══ Data shown

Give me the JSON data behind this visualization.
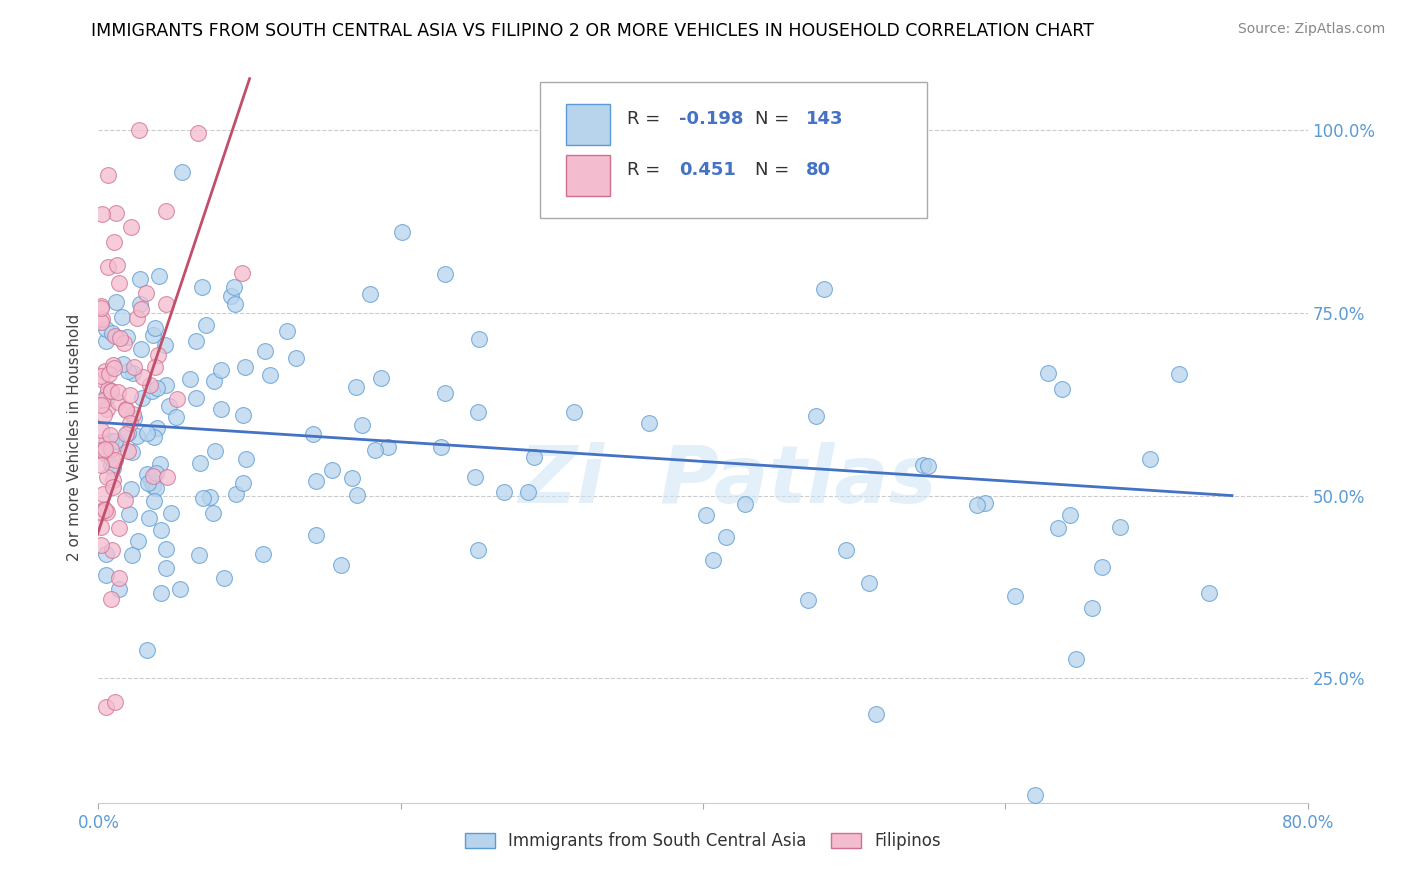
{
  "title": "IMMIGRANTS FROM SOUTH CENTRAL ASIA VS FILIPINO 2 OR MORE VEHICLES IN HOUSEHOLD CORRELATION CHART",
  "source": "Source: ZipAtlas.com",
  "ylabel": "2 or more Vehicles in Household",
  "xlim": [
    0.0,
    0.8
  ],
  "ylim": [
    0.08,
    1.08
  ],
  "xtick_positions": [
    0.0,
    0.2,
    0.4,
    0.6,
    0.8
  ],
  "ytick_positions": [
    0.25,
    0.5,
    0.75,
    1.0
  ],
  "legend_blue_r": "-0.198",
  "legend_blue_n": "143",
  "legend_pink_r": "0.451",
  "legend_pink_n": "80",
  "blue_fill": "#b8d4ed",
  "blue_edge": "#5b9bd5",
  "pink_fill": "#f4bccf",
  "pink_edge": "#d07090",
  "blue_line_color": "#4472c4",
  "pink_line_color": "#c0506a",
  "blue_trend_x": [
    0.0,
    0.75
  ],
  "blue_trend_y": [
    0.6,
    0.5
  ],
  "pink_trend_x": [
    -0.005,
    0.1
  ],
  "pink_trend_y": [
    0.42,
    1.07
  ],
  "grid_color": "#cccccc",
  "tick_color": "#aaaaaa",
  "right_tick_color": "#5b9bd5",
  "title_fontsize": 12.5,
  "source_fontsize": 10,
  "axis_label_fontsize": 11,
  "tick_fontsize": 12
}
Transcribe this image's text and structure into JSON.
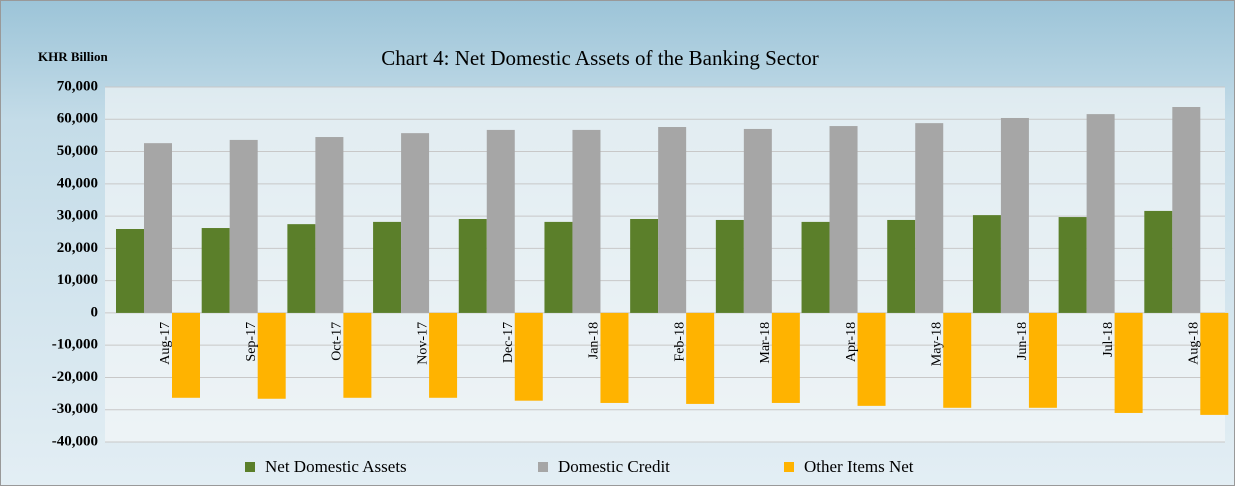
{
  "chart_data": {
    "type": "bar",
    "title": "Chart 4: Net Domestic Assets of the Banking Sector",
    "y_label": "KHR Billion",
    "categories": [
      "Aug-17",
      "Sep-17",
      "Oct-17",
      "Nov-17",
      "Dec-17",
      "Jan-18",
      "Feb-18",
      "Mar-18",
      "Apr-18",
      "May-18",
      "Jun-18",
      "Jul-18",
      "Aug-18"
    ],
    "series": [
      {
        "name": "Net Domestic Assets",
        "color": "#5b7f2a",
        "values": [
          26000,
          26300,
          27500,
          28200,
          29100,
          28200,
          29100,
          28800,
          28200,
          28800,
          30300,
          29700,
          31600
        ]
      },
      {
        "name": "Domestic Credit",
        "color": "#a6a6a6",
        "values": [
          52600,
          53600,
          54500,
          55700,
          56700,
          56700,
          57600,
          57000,
          57900,
          58800,
          60400,
          61600,
          63800
        ]
      },
      {
        "name": "Other Items Net",
        "color": "#ffb300",
        "values": [
          -26300,
          -26600,
          -26300,
          -26300,
          -27200,
          -27900,
          -28200,
          -27900,
          -28800,
          -29400,
          -29400,
          -31000,
          -31600
        ]
      }
    ],
    "ylim": [
      -40000,
      70000
    ],
    "yticks": [
      {
        "value": -40000,
        "label": "-40,000"
      },
      {
        "value": -30000,
        "label": "-30,000"
      },
      {
        "value": -20000,
        "label": "-20,000"
      },
      {
        "value": -10000,
        "label": "-10,000"
      },
      0,
      {
        "value": 10000,
        "label": "10,000"
      },
      {
        "value": 20000,
        "label": "20,000"
      },
      {
        "value": 30000,
        "label": "30,000"
      },
      {
        "value": 40000,
        "label": "40,000"
      },
      {
        "value": 50000,
        "label": "50,000"
      },
      {
        "value": 60000,
        "label": "60,000"
      },
      {
        "value": 70000,
        "label": "70,000"
      }
    ],
    "grid": true,
    "legend": "bottom"
  }
}
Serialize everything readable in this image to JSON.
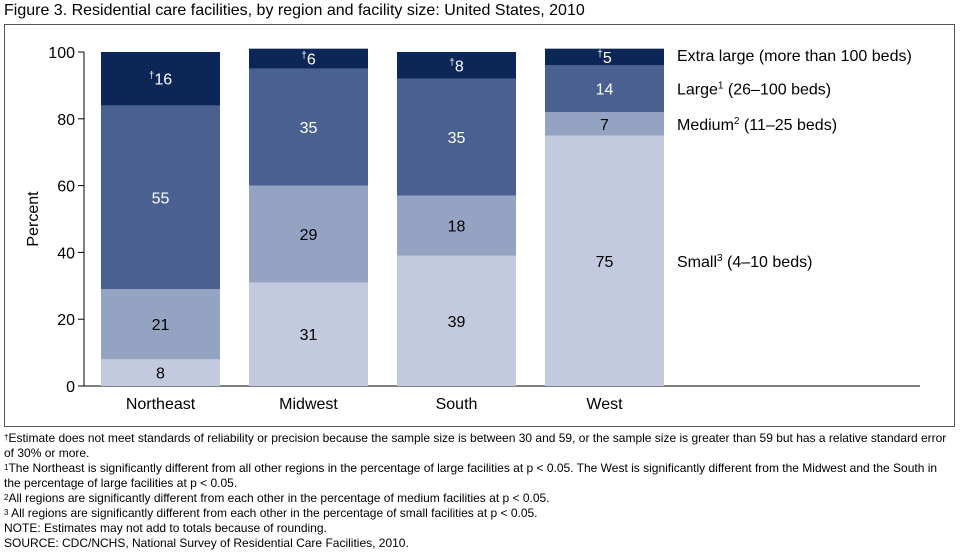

════

- Problem statement
Only the number should be given: how many lines of the data contain the word "Assets"?

- Output for this task
2